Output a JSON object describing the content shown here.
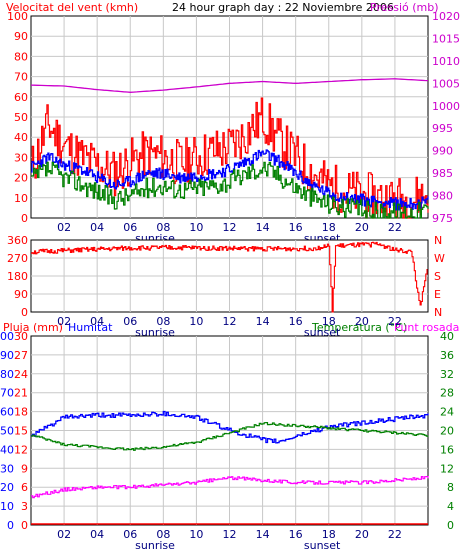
{
  "header": {
    "left": "Velocitat del vent (kmh)",
    "center": "24 hour graph day : 22 Noviembre 2006",
    "right": "Pressió (mb)"
  },
  "colors": {
    "wind": "#ff0000",
    "gust": "#ff0000",
    "avg": "#0000ff",
    "dir": "#ff0000",
    "temp": "#008000",
    "dew": "#ff00ff",
    "humidity": "#0000ff",
    "rain": "#ff0000",
    "pressure": "#cc00cc",
    "grid": "#c8c8c8"
  },
  "chart_data": [
    {
      "type": "line",
      "title": "24 hour graph day : 22 Noviembre 2006",
      "left_axis_label": "Velocitat del vent (kmh)",
      "right_axis_label": "Pressió (mb)",
      "x_ticks": [
        "02",
        "04",
        "06",
        "08",
        "10",
        "12",
        "14",
        "16",
        "18",
        "20",
        "22"
      ],
      "x_markers": [
        {
          "label": "sunrise",
          "hour": 7.5
        },
        {
          "label": "sunset",
          "hour": 17.6
        }
      ],
      "ylim_left": [
        0,
        100
      ],
      "yticks_left": [
        "0",
        "10",
        "20",
        "30",
        "40",
        "50",
        "60",
        "70",
        "80",
        "90",
        "100"
      ],
      "ylim_right": [
        975,
        1020
      ],
      "yticks_right": [
        "975",
        "980",
        "985",
        "990",
        "995",
        "1000",
        "1005",
        "1010",
        "1015",
        "1020"
      ],
      "series": [
        {
          "key": "gust",
          "axis": "left",
          "anchors": [
            [
              0,
              24
            ],
            [
              1,
              46
            ],
            [
              2,
              36
            ],
            [
              3,
              30
            ],
            [
              4,
              26
            ],
            [
              5,
              22
            ],
            [
              6,
              28
            ],
            [
              7,
              32
            ],
            [
              8,
              30
            ],
            [
              9,
              27
            ],
            [
              10,
              30
            ],
            [
              11,
              33
            ],
            [
              12,
              35
            ],
            [
              13,
              42
            ],
            [
              14,
              50
            ],
            [
              15,
              38
            ],
            [
              16,
              30
            ],
            [
              17,
              22
            ],
            [
              18,
              16
            ],
            [
              19,
              13
            ],
            [
              20,
              11
            ],
            [
              21,
              10
            ],
            [
              22,
              9
            ],
            [
              23,
              9
            ],
            [
              24,
              12
            ]
          ]
        },
        {
          "key": "avg",
          "axis": "left",
          "anchors": [
            [
              0,
              25
            ],
            [
              1,
              30
            ],
            [
              2,
              26
            ],
            [
              3,
              24
            ],
            [
              4,
              20
            ],
            [
              5,
              16
            ],
            [
              6,
              18
            ],
            [
              7,
              22
            ],
            [
              8,
              22
            ],
            [
              9,
              20
            ],
            [
              10,
              21
            ],
            [
              11,
              22
            ],
            [
              12,
              24
            ],
            [
              13,
              28
            ],
            [
              14,
              32
            ],
            [
              15,
              28
            ],
            [
              16,
              22
            ],
            [
              17,
              16
            ],
            [
              18,
              12
            ],
            [
              19,
              10
            ],
            [
              20,
              9
            ],
            [
              21,
              8
            ],
            [
              22,
              7
            ],
            [
              23,
              7
            ],
            [
              24,
              8
            ]
          ]
        },
        {
          "key": "wind",
          "axis": "left",
          "anchors": [
            [
              0,
              19
            ],
            [
              1,
              24
            ],
            [
              2,
              20
            ],
            [
              3,
              17
            ],
            [
              4,
              13
            ],
            [
              5,
              9
            ],
            [
              6,
              11
            ],
            [
              7,
              15
            ],
            [
              8,
              16
            ],
            [
              9,
              14
            ],
            [
              10,
              15
            ],
            [
              11,
              16
            ],
            [
              12,
              18
            ],
            [
              13,
              22
            ],
            [
              14,
              25
            ],
            [
              15,
              21
            ],
            [
              16,
              15
            ],
            [
              17,
              10
            ],
            [
              18,
              7
            ],
            [
              19,
              5
            ],
            [
              20,
              4
            ],
            [
              21,
              3
            ],
            [
              22,
              3
            ],
            [
              23,
              3
            ],
            [
              24,
              4
            ]
          ]
        },
        {
          "key": "pressure",
          "axis": "right",
          "anchors": [
            [
              0,
              1004.6
            ],
            [
              2,
              1004.4
            ],
            [
              4,
              1003.6
            ],
            [
              6,
              1003.0
            ],
            [
              8,
              1003.5
            ],
            [
              10,
              1004.2
            ],
            [
              12,
              1005.0
            ],
            [
              14,
              1005.4
            ],
            [
              16,
              1005.0
            ],
            [
              18,
              1005.4
            ],
            [
              20,
              1005.8
            ],
            [
              22,
              1006.0
            ],
            [
              24,
              1005.6
            ]
          ]
        }
      ]
    },
    {
      "type": "line",
      "title": "",
      "left_axis_label": "",
      "right_axis_label": "",
      "x_ticks": [
        "02",
        "04",
        "06",
        "08",
        "10",
        "12",
        "14",
        "16",
        "18",
        "20",
        "22"
      ],
      "x_markers": [
        {
          "label": "sunrise",
          "hour": 7.5
        },
        {
          "label": "sunset",
          "hour": 17.6
        }
      ],
      "ylim_left": [
        0,
        360
      ],
      "yticks_left": [
        "0",
        "90",
        "180",
        "270",
        "360"
      ],
      "yticks_right": [
        "N",
        "E",
        "S",
        "W",
        "N"
      ],
      "series": [
        {
          "key": "dir",
          "axis": "left",
          "anchors": [
            [
              0,
              300
            ],
            [
              3,
              310
            ],
            [
              6,
              320
            ],
            [
              9,
              322
            ],
            [
              12,
              318
            ],
            [
              15,
              316
            ],
            [
              17,
              318
            ],
            [
              18,
              330
            ],
            [
              18.2,
              0
            ],
            [
              18.4,
              330
            ],
            [
              20,
              335
            ],
            [
              21,
              340
            ],
            [
              22,
              310
            ],
            [
              23,
              300
            ],
            [
              23.5,
              20
            ],
            [
              24,
              240
            ]
          ]
        }
      ]
    },
    {
      "type": "line",
      "title": "",
      "left_axis_labels": [
        "Pluja (mm)",
        "Humitat"
      ],
      "right_axis_labels": [
        "Temperatura (°C)",
        "Punt rosada"
      ],
      "x_ticks": [
        "02",
        "04",
        "06",
        "08",
        "10",
        "12",
        "14",
        "16",
        "18",
        "20",
        "22"
      ],
      "x_markers": [
        {
          "label": "sunrise",
          "hour": 7.5
        },
        {
          "label": "sunset",
          "hour": 17.6
        }
      ],
      "ylim_rain": [
        0,
        30
      ],
      "yticks_rain": [
        "0",
        "3",
        "6",
        "9",
        "12",
        "15",
        "18",
        "21",
        "24",
        "27",
        "30"
      ],
      "ylim_hum": [
        0,
        100
      ],
      "yticks_hum": [
        "0",
        "10",
        "20",
        "30",
        "40",
        "50",
        "60",
        "70",
        "80",
        "90",
        "100"
      ],
      "ylim_temp": [
        0,
        40
      ],
      "yticks_temp": [
        "0",
        "4",
        "8",
        "12",
        "16",
        "20",
        "24",
        "28",
        "32",
        "36",
        "40"
      ],
      "series": [
        {
          "key": "humidity",
          "axis": "hum",
          "anchors": [
            [
              0,
              47
            ],
            [
              2,
              57
            ],
            [
              4,
              58
            ],
            [
              6,
              58
            ],
            [
              8,
              59
            ],
            [
              10,
              57
            ],
            [
              12,
              50
            ],
            [
              14,
              45
            ],
            [
              15,
              44
            ],
            [
              16,
              47
            ],
            [
              18,
              52
            ],
            [
              20,
              54
            ],
            [
              22,
              56
            ],
            [
              24,
              58
            ]
          ]
        },
        {
          "key": "temp",
          "axis": "temp",
          "anchors": [
            [
              0,
              19
            ],
            [
              2,
              17
            ],
            [
              4,
              16.5
            ],
            [
              6,
              16
            ],
            [
              8,
              16.5
            ],
            [
              10,
              17.5
            ],
            [
              12,
              19.5
            ],
            [
              14,
              21.5
            ],
            [
              16,
              21
            ],
            [
              18,
              20.5
            ],
            [
              20,
              20
            ],
            [
              22,
              19.5
            ],
            [
              24,
              19
            ]
          ]
        },
        {
          "key": "dew",
          "axis": "temp",
          "anchors": [
            [
              0,
              6
            ],
            [
              2,
              7.5
            ],
            [
              4,
              8
            ],
            [
              6,
              8
            ],
            [
              8,
              8.5
            ],
            [
              10,
              9
            ],
            [
              12,
              10
            ],
            [
              14,
              9.5
            ],
            [
              16,
              9
            ],
            [
              18,
              9
            ],
            [
              20,
              9
            ],
            [
              22,
              9.5
            ],
            [
              24,
              10
            ]
          ]
        },
        {
          "key": "rain",
          "axis": "rain",
          "anchors": [
            [
              0,
              0
            ],
            [
              24,
              0
            ]
          ]
        }
      ]
    }
  ]
}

**TASK INSTRUCTIONS:** Search the lines for "vent". Copy each line that has it.

**THE ANSWER:**
    "left": "Velocitat del vent (kmh)",
      "left_axis_label": "Velocitat del vent (kmh)",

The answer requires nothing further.